• Figure dataset records:
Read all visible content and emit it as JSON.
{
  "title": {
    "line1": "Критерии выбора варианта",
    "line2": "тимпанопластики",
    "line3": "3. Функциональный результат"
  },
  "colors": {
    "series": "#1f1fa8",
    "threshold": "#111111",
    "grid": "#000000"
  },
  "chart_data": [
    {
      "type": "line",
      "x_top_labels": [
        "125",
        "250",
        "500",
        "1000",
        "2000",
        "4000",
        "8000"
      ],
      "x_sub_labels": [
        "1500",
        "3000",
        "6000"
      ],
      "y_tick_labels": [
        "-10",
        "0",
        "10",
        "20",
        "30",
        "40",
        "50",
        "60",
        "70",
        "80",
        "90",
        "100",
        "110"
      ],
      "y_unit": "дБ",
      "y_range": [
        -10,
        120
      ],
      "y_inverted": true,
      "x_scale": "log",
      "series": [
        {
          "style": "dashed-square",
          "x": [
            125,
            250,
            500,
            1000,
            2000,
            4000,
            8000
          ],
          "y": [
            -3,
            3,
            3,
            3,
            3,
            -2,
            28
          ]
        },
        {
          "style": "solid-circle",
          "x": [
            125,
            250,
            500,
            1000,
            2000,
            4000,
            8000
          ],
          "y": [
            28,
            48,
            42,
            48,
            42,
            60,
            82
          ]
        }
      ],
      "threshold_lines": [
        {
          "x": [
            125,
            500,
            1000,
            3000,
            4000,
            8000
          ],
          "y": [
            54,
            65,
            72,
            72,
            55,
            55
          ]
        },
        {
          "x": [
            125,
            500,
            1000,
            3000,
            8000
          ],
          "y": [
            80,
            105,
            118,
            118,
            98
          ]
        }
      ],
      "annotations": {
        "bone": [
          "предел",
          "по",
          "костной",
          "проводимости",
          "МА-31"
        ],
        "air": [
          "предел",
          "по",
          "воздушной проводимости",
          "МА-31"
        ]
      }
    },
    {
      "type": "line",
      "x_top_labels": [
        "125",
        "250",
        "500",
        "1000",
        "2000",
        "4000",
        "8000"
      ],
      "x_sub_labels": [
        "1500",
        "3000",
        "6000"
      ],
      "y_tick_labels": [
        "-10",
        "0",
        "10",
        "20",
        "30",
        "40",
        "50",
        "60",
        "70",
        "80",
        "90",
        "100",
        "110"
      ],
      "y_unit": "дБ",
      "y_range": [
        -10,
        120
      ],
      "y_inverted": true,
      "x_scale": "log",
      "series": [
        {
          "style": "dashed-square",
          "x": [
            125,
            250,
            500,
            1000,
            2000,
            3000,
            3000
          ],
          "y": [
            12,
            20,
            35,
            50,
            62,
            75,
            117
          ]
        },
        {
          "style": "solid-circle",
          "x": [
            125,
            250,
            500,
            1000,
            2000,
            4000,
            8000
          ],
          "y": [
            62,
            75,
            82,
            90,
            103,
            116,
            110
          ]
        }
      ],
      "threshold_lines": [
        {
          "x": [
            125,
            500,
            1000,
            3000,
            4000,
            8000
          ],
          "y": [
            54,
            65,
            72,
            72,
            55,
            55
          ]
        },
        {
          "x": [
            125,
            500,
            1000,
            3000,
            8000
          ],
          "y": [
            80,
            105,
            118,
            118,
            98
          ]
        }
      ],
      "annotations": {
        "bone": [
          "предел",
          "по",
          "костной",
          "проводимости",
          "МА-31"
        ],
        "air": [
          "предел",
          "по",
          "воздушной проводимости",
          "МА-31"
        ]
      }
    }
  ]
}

• Task requirements:
Can you restate every record above word for word?

• Task output:
Read all visible content and emit it as JSON.
{
  "title": {
    "line1": "Критерии выбора варианта",
    "line2": "тимпанопластики",
    "line3": "3. Функциональный результат"
  },
  "colors": {
    "series": "#1f1fa8",
    "threshold": "#111111",
    "grid": "#000000"
  },
  "chart_data": [
    {
      "type": "line",
      "x_top_labels": [
        "125",
        "250",
        "500",
        "1000",
        "2000",
        "4000",
        "8000"
      ],
      "x_sub_labels": [
        "1500",
        "3000",
        "6000"
      ],
      "y_tick_labels": [
        "-10",
        "0",
        "10",
        "20",
        "30",
        "40",
        "50",
        "60",
        "70",
        "80",
        "90",
        "100",
        "110"
      ],
      "y_unit": "дБ",
      "y_range": [
        -10,
        120
      ],
      "y_inverted": true,
      "x_scale": "log",
      "series": [
        {
          "style": "dashed-square",
          "x": [
            125,
            250,
            500,
            1000,
            2000,
            4000,
            8000
          ],
          "y": [
            -3,
            3,
            3,
            3,
            3,
            -2,
            28
          ]
        },
        {
          "style": "solid-circle",
          "x": [
            125,
            250,
            500,
            1000,
            2000,
            4000,
            8000
          ],
          "y": [
            28,
            48,
            42,
            48,
            42,
            60,
            82
          ]
        }
      ],
      "threshold_lines": [
        {
          "x": [
            125,
            500,
            1000,
            3000,
            4000,
            8000
          ],
          "y": [
            54,
            65,
            72,
            72,
            55,
            55
          ]
        },
        {
          "x": [
            125,
            500,
            1000,
            3000,
            8000
          ],
          "y": [
            80,
            105,
            118,
            118,
            98
          ]
        }
      ],
      "annotations": {
        "bone": [
          "предел",
          "по",
          "костной",
          "проводимости",
          "МА-31"
        ],
        "air": [
          "предел",
          "по",
          "воздушной проводимости",
          "МА-31"
        ]
      }
    },
    {
      "type": "line",
      "x_top_labels": [
        "125",
        "250",
        "500",
        "1000",
        "2000",
        "4000",
        "8000"
      ],
      "x_sub_labels": [
        "1500",
        "3000",
        "6000"
      ],
      "y_tick_labels": [
        "-10",
        "0",
        "10",
        "20",
        "30",
        "40",
        "50",
        "60",
        "70",
        "80",
        "90",
        "100",
        "110"
      ],
      "y_unit": "дБ",
      "y_range": [
        -10,
        120
      ],
      "y_inverted": true,
      "x_scale": "log",
      "series": [
        {
          "style": "dashed-square",
          "x": [
            125,
            250,
            500,
            1000,
            2000,
            3000,
            3000
          ],
          "y": [
            12,
            20,
            35,
            50,
            62,
            75,
            117
          ]
        },
        {
          "style": "solid-circle",
          "x": [
            125,
            250,
            500,
            1000,
            2000,
            4000,
            8000
          ],
          "y": [
            62,
            75,
            82,
            90,
            103,
            116,
            110
          ]
        }
      ],
      "threshold_lines": [
        {
          "x": [
            125,
            500,
            1000,
            3000,
            4000,
            8000
          ],
          "y": [
            54,
            65,
            72,
            72,
            55,
            55
          ]
        },
        {
          "x": [
            125,
            500,
            1000,
            3000,
            8000
          ],
          "y": [
            80,
            105,
            118,
            118,
            98
          ]
        }
      ],
      "annotations": {
        "bone": [
          "предел",
          "по",
          "костной",
          "проводимости",
          "МА-31"
        ],
        "air": [
          "предел",
          "по",
          "воздушной проводимости",
          "МА-31"
        ]
      }
    }
  ]
}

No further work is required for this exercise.